Data shown =>
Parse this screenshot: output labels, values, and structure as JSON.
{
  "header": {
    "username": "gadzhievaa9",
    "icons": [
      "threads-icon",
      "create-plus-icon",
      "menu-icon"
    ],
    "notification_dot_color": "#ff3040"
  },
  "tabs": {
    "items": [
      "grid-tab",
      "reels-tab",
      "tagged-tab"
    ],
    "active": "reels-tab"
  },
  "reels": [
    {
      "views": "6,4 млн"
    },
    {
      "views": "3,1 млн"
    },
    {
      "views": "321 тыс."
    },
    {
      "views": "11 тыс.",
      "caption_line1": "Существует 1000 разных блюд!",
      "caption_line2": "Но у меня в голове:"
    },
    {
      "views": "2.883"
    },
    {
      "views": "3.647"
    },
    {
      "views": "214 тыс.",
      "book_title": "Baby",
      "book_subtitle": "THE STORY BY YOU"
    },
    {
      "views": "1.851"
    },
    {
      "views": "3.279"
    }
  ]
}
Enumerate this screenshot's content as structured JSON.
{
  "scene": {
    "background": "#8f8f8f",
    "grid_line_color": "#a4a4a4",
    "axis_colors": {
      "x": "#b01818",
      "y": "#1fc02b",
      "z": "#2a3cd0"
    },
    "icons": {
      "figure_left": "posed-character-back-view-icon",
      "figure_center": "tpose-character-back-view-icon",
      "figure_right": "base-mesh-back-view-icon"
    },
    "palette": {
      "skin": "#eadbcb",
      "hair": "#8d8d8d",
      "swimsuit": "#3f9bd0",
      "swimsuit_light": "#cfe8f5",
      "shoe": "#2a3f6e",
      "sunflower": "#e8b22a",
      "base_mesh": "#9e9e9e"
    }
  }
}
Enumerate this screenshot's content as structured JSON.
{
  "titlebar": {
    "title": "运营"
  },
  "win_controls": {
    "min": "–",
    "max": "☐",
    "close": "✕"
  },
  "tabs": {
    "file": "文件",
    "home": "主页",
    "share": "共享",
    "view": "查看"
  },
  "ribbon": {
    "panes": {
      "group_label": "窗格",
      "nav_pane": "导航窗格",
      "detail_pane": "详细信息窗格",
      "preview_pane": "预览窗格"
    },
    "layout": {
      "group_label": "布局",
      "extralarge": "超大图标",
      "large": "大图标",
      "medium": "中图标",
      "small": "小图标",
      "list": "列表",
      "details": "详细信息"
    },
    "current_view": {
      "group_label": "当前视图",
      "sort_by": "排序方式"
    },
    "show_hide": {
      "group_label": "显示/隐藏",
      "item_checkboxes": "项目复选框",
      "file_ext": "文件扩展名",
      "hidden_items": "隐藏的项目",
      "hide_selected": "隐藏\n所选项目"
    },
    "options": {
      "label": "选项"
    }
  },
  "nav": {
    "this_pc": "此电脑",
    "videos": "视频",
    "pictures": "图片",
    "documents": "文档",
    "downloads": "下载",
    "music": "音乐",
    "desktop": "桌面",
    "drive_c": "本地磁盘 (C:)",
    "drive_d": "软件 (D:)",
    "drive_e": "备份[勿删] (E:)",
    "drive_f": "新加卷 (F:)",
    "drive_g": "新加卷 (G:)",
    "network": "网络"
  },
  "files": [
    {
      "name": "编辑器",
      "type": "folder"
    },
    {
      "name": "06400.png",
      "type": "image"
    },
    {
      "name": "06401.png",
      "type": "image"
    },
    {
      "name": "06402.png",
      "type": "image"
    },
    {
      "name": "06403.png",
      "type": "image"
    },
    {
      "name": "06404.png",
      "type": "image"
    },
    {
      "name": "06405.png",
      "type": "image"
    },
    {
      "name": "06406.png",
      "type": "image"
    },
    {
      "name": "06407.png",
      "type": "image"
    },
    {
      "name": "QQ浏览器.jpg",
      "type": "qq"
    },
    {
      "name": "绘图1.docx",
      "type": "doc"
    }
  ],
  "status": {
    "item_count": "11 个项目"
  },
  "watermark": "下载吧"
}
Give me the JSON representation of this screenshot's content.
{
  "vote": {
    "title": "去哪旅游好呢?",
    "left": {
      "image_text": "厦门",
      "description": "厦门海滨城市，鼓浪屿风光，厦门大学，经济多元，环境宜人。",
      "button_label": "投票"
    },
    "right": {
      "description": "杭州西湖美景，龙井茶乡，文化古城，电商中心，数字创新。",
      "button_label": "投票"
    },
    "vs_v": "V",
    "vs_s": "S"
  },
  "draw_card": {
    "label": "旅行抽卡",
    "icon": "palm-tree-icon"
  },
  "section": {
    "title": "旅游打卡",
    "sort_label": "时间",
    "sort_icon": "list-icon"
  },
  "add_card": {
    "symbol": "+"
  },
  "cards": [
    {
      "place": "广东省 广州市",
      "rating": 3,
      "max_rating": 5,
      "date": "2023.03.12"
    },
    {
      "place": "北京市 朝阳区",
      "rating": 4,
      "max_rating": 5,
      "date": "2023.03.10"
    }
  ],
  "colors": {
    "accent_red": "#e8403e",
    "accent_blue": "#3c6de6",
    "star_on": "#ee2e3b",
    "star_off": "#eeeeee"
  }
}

Written exercise => Go through the entries and repeat each one exactly.

Written response =>
Parse this screenshot: output labels, values, and structure as JSON.
{
  "header": {
    "username": "gadzhievaa9",
    "icons": [
      "threads-icon",
      "create-plus-icon",
      "menu-icon"
    ],
    "notification_dot_color": "#ff3040"
  },
  "tabs": {
    "items": [
      "grid-tab",
      "reels-tab",
      "tagged-tab"
    ],
    "active": "reels-tab"
  },
  "reels": [
    {
      "views": "6,4 млн"
    },
    {
      "views": "3,1 млн"
    },
    {
      "views": "321 тыс."
    },
    {
      "views": "11 тыс.",
      "caption_line1": "Существует 1000 разных блюд!",
      "caption_line2": "Но у меня в голове:"
    },
    {
      "views": "2.883"
    },
    {
      "views": "3.647"
    },
    {
      "views": "214 тыс.",
      "book_title": "Baby",
      "book_subtitle": "THE STORY BY YOU"
    },
    {
      "views": "1.851"
    },
    {
      "views": "3.279"
    }
  ]
}
Enumerate this screenshot's content as structured JSON.
{
  "scene": {
    "background": "#8f8f8f",
    "grid_line_color": "#a4a4a4",
    "axis_colors": {
      "x": "#b01818",
      "y": "#1fc02b",
      "z": "#2a3cd0"
    },
    "icons": {
      "figure_left": "posed-character-back-view-icon",
      "figure_center": "tpose-character-back-view-icon",
      "figure_right": "base-mesh-back-view-icon"
    },
    "palette": {
      "skin": "#eadbcb",
      "hair": "#8d8d8d",
      "swimsuit": "#3f9bd0",
      "swimsuit_light": "#cfe8f5",
      "shoe": "#2a3f6e",
      "sunflower": "#e8b22a",
      "base_mesh": "#9e9e9e"
    }
  }
}
Enumerate this screenshot's content as structured JSON.
{
  "titlebar": {
    "title": "运营"
  },
  "win_controls": {
    "min": "–",
    "max": "☐",
    "close": "✕"
  },
  "tabs": {
    "file": "文件",
    "home": "主页",
    "share": "共享",
    "view": "查看"
  },
  "ribbon": {
    "panes": {
      "group_label": "窗格",
      "nav_pane": "导航窗格",
      "detail_pane": "详细信息窗格",
      "preview_pane": "预览窗格"
    },
    "layout": {
      "group_label": "布局",
      "extralarge": "超大图标",
      "large": "大图标",
      "medium": "中图标",
      "small": "小图标",
      "list": "列表",
      "details": "详细信息"
    },
    "current_view": {
      "group_label": "当前视图",
      "sort_by": "排序方式"
    },
    "show_hide": {
      "group_label": "显示/隐藏",
      "item_checkboxes": "项目复选框",
      "file_ext": "文件扩展名",
      "hidden_items": "隐藏的项目",
      "hide_selected": "隐藏\n所选项目"
    },
    "options": {
      "label": "选项"
    }
  },
  "nav": {
    "this_pc": "此电脑",
    "videos": "视频",
    "pictures": "图片",
    "documents": "文档",
    "downloads": "下载",
    "music": "音乐",
    "desktop": "桌面",
    "drive_c": "本地磁盘 (C:)",
    "drive_d": "软件 (D:)",
    "drive_e": "备份[勿删] (E:)",
    "drive_f": "新加卷 (F:)",
    "drive_g": "新加卷 (G:)",
    "network": "网络"
  },
  "files": [
    {
      "name": "编辑器",
      "type": "folder"
    },
    {
      "name": "06400.png",
      "type": "image"
    },
    {
      "name": "06401.png",
      "type": "image"
    },
    {
      "name": "06402.png",
      "type": "image"
    },
    {
      "name": "06403.png",
      "type": "image"
    },
    {
      "name": "06404.png",
      "type": "image"
    },
    {
      "name": "06405.png",
      "type": "image"
    },
    {
      "name": "06406.png",
      "type": "image"
    },
    {
      "name": "06407.png",
      "type": "image"
    },
    {
      "name": "QQ浏览器.jpg",
      "type": "qq"
    },
    {
      "name": "绘图1.docx",
      "type": "doc"
    }
  ],
  "status": {
    "item_count": "11 个项目"
  },
  "watermark": "下载吧"
}
Give me the JSON representation of this screenshot's content.
{
  "vote": {
    "title": "去哪旅游好呢?",
    "left": {
      "image_text": "厦门",
      "description": "厦门海滨城市，鼓浪屿风光，厦门大学，经济多元，环境宜人。",
      "button_label": "投票"
    },
    "right": {
      "description": "杭州西湖美景，龙井茶乡，文化古城，电商中心，数字创新。",
      "button_label": "投票"
    },
    "vs_v": "V",
    "vs_s": "S"
  },
  "draw_card": {
    "label": "旅行抽卡",
    "icon": "palm-tree-icon"
  },
  "section": {
    "title": "旅游打卡",
    "sort_label": "时间",
    "sort_icon": "list-icon"
  },
  "add_card": {
    "symbol": "+"
  },
  "cards": [
    {
      "place": "广东省 广州市",
      "rating": 3,
      "max_rating": 5,
      "date": "2023.03.12"
    },
    {
      "place": "北京市 朝阳区",
      "rating": 4,
      "max_rating": 5,
      "date": "2023.03.10"
    }
  ],
  "colors": {
    "accent_red": "#e8403e",
    "accent_blue": "#3c6de6",
    "star_on": "#ee2e3b",
    "star_off": "#eeeeee"
  }
}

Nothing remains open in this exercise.